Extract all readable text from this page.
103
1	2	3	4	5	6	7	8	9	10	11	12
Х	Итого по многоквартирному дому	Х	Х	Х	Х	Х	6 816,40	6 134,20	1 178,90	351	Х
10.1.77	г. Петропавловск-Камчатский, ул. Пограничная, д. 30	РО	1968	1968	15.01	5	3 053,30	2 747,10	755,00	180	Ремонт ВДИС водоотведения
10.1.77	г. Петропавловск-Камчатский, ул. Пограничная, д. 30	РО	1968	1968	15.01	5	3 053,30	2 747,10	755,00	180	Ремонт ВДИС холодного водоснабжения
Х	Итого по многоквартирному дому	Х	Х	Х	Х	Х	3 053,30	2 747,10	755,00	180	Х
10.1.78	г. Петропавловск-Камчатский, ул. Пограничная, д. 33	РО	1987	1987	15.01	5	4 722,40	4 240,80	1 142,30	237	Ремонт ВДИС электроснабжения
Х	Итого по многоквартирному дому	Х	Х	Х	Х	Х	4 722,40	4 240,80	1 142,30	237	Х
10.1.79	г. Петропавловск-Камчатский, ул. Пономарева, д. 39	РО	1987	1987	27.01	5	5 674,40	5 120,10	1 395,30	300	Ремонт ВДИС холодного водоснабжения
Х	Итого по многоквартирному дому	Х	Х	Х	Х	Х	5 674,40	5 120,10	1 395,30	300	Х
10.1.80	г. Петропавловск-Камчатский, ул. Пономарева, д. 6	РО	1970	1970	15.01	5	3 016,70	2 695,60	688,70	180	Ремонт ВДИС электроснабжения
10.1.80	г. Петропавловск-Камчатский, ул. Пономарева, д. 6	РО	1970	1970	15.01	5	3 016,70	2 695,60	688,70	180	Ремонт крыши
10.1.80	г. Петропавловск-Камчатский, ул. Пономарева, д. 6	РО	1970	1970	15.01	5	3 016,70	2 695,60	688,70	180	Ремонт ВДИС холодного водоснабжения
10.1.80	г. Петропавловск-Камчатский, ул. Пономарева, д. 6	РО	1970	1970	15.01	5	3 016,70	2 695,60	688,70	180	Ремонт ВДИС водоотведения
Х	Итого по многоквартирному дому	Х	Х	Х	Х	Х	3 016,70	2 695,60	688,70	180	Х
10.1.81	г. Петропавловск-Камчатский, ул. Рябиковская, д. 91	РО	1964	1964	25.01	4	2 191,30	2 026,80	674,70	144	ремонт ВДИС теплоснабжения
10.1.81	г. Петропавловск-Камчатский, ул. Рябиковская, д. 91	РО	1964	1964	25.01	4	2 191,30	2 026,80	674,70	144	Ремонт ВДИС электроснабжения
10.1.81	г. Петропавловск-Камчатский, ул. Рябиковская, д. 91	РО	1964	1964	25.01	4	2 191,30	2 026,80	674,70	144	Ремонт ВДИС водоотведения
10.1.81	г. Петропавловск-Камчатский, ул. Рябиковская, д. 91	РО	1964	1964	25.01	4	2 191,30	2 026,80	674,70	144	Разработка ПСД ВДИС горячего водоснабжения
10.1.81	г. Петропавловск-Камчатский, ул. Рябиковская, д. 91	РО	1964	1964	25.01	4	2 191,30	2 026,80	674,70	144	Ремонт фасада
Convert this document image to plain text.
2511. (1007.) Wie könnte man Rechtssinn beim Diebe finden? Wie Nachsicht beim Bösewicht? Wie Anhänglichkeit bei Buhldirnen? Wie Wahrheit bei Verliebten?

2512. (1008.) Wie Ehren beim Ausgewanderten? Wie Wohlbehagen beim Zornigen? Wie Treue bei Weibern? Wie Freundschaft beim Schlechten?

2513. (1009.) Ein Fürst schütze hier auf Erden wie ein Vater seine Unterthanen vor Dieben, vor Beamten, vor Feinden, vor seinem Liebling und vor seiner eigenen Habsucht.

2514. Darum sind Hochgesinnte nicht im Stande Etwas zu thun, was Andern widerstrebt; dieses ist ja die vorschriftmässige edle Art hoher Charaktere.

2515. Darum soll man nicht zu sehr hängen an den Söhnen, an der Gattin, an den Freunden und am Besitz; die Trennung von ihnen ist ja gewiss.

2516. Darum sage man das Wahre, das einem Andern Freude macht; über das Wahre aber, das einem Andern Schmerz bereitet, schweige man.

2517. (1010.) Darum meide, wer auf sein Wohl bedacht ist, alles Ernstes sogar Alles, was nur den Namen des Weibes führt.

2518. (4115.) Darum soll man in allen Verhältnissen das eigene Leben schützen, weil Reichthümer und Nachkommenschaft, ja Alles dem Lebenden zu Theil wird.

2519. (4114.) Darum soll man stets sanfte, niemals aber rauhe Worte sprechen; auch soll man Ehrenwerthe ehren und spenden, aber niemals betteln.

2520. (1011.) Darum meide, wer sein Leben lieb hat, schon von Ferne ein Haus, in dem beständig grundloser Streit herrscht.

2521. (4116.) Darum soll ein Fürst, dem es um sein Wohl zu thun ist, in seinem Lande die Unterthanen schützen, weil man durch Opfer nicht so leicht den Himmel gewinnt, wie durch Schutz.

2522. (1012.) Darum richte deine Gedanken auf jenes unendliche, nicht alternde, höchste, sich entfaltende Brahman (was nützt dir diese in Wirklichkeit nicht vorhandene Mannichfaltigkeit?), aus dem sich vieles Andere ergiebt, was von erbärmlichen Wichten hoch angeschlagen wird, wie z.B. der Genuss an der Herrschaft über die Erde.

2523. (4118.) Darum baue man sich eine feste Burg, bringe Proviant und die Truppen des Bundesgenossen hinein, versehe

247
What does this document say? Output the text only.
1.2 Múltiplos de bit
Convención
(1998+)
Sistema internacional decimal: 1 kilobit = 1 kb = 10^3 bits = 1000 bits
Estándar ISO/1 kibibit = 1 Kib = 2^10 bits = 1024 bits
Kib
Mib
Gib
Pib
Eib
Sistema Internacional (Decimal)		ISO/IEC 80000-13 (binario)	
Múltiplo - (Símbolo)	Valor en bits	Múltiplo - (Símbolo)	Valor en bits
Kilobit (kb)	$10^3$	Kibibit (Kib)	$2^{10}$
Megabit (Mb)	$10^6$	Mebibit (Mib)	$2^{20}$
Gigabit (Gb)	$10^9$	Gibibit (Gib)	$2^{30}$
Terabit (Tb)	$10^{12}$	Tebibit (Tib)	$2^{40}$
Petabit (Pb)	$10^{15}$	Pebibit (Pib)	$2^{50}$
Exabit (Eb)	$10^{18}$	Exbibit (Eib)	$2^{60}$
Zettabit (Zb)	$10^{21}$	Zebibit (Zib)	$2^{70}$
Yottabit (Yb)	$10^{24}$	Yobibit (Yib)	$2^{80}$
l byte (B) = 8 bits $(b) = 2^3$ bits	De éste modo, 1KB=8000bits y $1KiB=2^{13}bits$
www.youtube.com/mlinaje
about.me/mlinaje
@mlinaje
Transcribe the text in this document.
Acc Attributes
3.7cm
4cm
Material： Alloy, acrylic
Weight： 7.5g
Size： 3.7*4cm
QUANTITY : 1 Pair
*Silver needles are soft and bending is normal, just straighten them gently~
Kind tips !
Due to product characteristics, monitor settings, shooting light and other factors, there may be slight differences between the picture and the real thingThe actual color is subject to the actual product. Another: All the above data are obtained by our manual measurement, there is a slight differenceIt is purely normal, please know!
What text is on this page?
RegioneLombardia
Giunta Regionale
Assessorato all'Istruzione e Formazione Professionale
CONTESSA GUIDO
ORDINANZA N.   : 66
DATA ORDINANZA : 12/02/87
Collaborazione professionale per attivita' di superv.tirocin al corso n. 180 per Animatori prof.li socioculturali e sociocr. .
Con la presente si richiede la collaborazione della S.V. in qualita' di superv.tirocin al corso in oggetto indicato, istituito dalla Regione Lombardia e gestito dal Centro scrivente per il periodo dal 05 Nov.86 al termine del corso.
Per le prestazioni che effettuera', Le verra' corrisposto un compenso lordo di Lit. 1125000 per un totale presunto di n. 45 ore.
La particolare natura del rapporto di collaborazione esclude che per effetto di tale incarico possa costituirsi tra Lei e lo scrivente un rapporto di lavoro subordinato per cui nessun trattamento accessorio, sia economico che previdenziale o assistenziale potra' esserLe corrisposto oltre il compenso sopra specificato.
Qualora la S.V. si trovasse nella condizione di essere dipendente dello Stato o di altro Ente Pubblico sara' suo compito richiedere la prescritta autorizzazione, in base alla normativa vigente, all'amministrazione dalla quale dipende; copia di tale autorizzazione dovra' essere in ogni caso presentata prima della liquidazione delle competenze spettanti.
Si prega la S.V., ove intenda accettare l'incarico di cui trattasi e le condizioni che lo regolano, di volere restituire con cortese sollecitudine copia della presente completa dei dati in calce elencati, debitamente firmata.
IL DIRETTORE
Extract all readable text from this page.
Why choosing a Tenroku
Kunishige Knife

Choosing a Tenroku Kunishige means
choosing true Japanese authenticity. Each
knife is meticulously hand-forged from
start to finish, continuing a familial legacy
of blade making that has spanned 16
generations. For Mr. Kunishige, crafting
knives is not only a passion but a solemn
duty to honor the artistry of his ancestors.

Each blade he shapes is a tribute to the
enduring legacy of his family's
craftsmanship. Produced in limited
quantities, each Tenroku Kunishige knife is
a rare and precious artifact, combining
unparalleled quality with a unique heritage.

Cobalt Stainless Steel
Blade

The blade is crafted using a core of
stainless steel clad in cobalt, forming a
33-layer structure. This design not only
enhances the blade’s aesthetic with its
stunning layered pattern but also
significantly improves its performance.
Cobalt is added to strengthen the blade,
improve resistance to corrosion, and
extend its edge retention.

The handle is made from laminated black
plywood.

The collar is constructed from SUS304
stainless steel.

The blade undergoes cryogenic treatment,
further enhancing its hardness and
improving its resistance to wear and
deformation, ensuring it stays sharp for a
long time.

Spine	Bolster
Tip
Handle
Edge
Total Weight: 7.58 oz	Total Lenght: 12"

◇ ◇ ◇ ◇ ◇

Your task is to gather all lines from the entries above that hold the word "водоотведения".

10.1.77	г. Петропавловск-Камчатский, ул. Пограничная, д. 30	РО	1968	1968	15.01	5	3 053,30	2 747,10	755,00	180	Ремонт ВДИС водоотведения
10.1.80	г. Петропавловск-Камчатский, ул. Пономарева, д. 6	РО	1970	1970	15.01	5	3 016,70	2 695,60	688,70	180	Ремонт ВДИС водоотведения
10.1.81	г. Петропавловск-Камчатский, ул. Рябиковская, д. 91	РО	1964	1964	25.01	4	2 191,30	2 026,80	674,70	144	Ремонт ВДИС водоотведения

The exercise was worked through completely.